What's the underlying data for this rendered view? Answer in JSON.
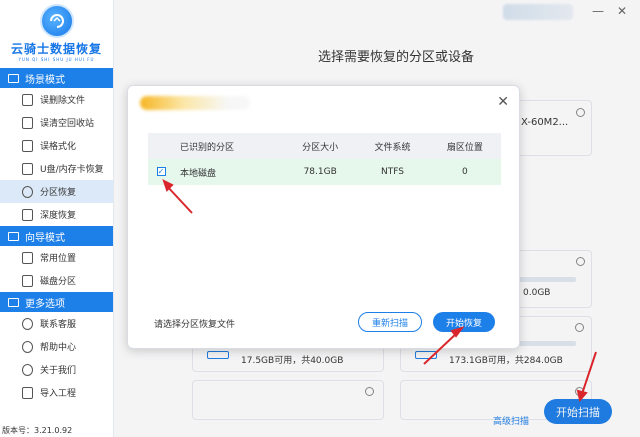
{
  "app": {
    "logo_text": "云骑士数据恢复",
    "logo_subtext": "YUN QI SHI SHU JU HUI FU",
    "version": "版本号：3.21.0.92"
  },
  "sidebar": {
    "sections": [
      {
        "title": "场景模式",
        "items": [
          {
            "label": "误删除文件"
          },
          {
            "label": "误清空回收站"
          },
          {
            "label": "误格式化"
          },
          {
            "label": "U盘/内存卡恢复"
          },
          {
            "label": "分区恢复",
            "active": true
          },
          {
            "label": "深度恢复"
          }
        ]
      },
      {
        "title": "向导模式",
        "items": [
          {
            "label": "常用位置"
          },
          {
            "label": "磁盘分区"
          }
        ]
      },
      {
        "title": "更多选项",
        "items": [
          {
            "label": "联系客服"
          },
          {
            "label": "帮助中心"
          },
          {
            "label": "关于我们"
          },
          {
            "label": "导入工程"
          }
        ]
      }
    ]
  },
  "window": {
    "minimize": "—",
    "close": "✕"
  },
  "main": {
    "title": "选择需要恢复的分区或设备",
    "cards": [
      {
        "text": "X-60M2..."
      },
      {
        "text": "0.0GB"
      },
      {
        "text": "17.5GB可用，共40.0GB"
      },
      {
        "text": "173.1GB可用，共284.0GB"
      }
    ],
    "advanced_scan": "高级扫描",
    "start_scan": "开始扫描"
  },
  "dialog": {
    "close": "✕",
    "headers": [
      "已识别的分区",
      "分区大小",
      "文件系统",
      "扇区位置"
    ],
    "rows": [
      {
        "checked": true,
        "name": "本地磁盘",
        "size": "78.1GB",
        "fs": "NTFS",
        "sector": "0"
      }
    ],
    "hint": "请选择分区恢复文件",
    "rescan": "重新扫描",
    "recover": "开始恢复"
  },
  "colors": {
    "accent": "#1d7fe8",
    "row_selected": "#e6f7ec",
    "arrow": "#d9262c"
  }
}
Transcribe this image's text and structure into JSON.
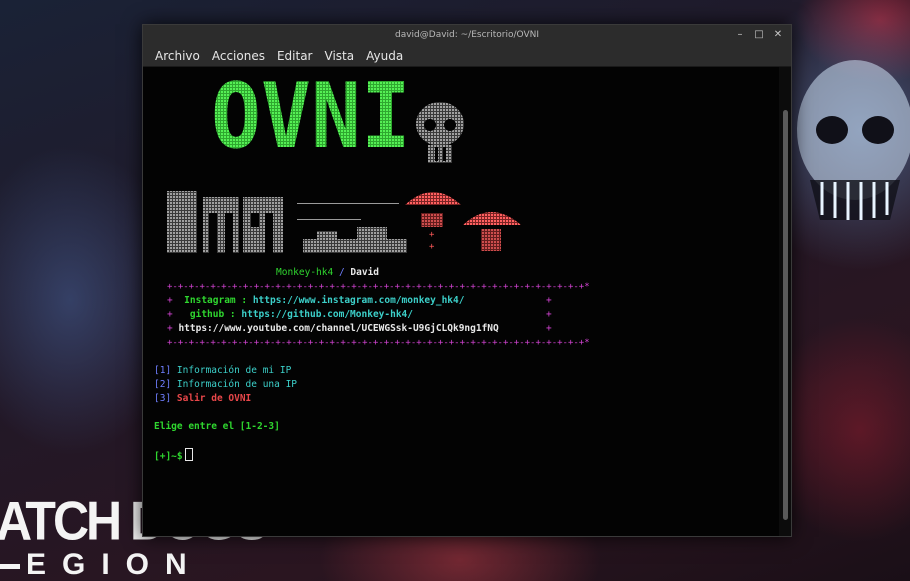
{
  "window": {
    "title": "david@David: ~/Escritorio/OVNI",
    "controls": [
      "–",
      "□",
      "✕"
    ]
  },
  "menu": [
    "Archivo",
    "Acciones",
    "Editar",
    "Vista",
    "Ayuda"
  ],
  "banner": {
    "title": "OVNI",
    "colors": {
      "title": "#3bdc3b",
      "skull": "#8a8a8a",
      "blocks": "#8d8d8d",
      "ufo": "#ff5a5a"
    }
  },
  "credits": {
    "author": "Monkey-hk4",
    "separator": "/",
    "user": "David",
    "border_top": "+-+-+-+-+-+-+-+-+-+-+-+-+-+-+-+-+-+-+-+-+-+-+-+-+-+-+-+-+-+-+-+-+-+-+-+-+-+-+*",
    "border_bottom": "+-+-+-+-+-+-+-+-+-+-+-+-+-+-+-+-+-+-+-+-+-+-+-+-+-+-+-+-+-+-+-+-+-+-+-+-+-+-+*",
    "instagram_label": "Instagram :",
    "instagram_url": "https://www.instagram.com/monkey_hk4/",
    "github_label": "github :",
    "github_url": "https://github.com/Monkey-hk4/",
    "youtube_url": "https://www.youtube.com/channel/UCEWGSsk-U9GjCLQk9ng1fNQ"
  },
  "options": [
    {
      "num": "[1]",
      "label": "Información de mi IP"
    },
    {
      "num": "[2]",
      "label": "Información de una IP"
    },
    {
      "num": "[3]",
      "label": "Salir de OVNI"
    }
  ],
  "prompt_text": "Elige entre el [1-2-3]",
  "shell_prompt": "[+]~$",
  "wallpaper": {
    "logo_line1": "ATCH DOGS",
    "logo_line2": "EGION"
  }
}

Stated task: Pull out all lines containing the word "title" from the entries above.

Completed task:
        "title": "场景模式",
        "title": "向导模式",
        "title": "更多选项",
    "title": "选择需要恢复的分区或设备",
    "title": "david@David: ~/Escritorio/OVNI",
    "title": "OVNI",
      "title": "#3bdc3b",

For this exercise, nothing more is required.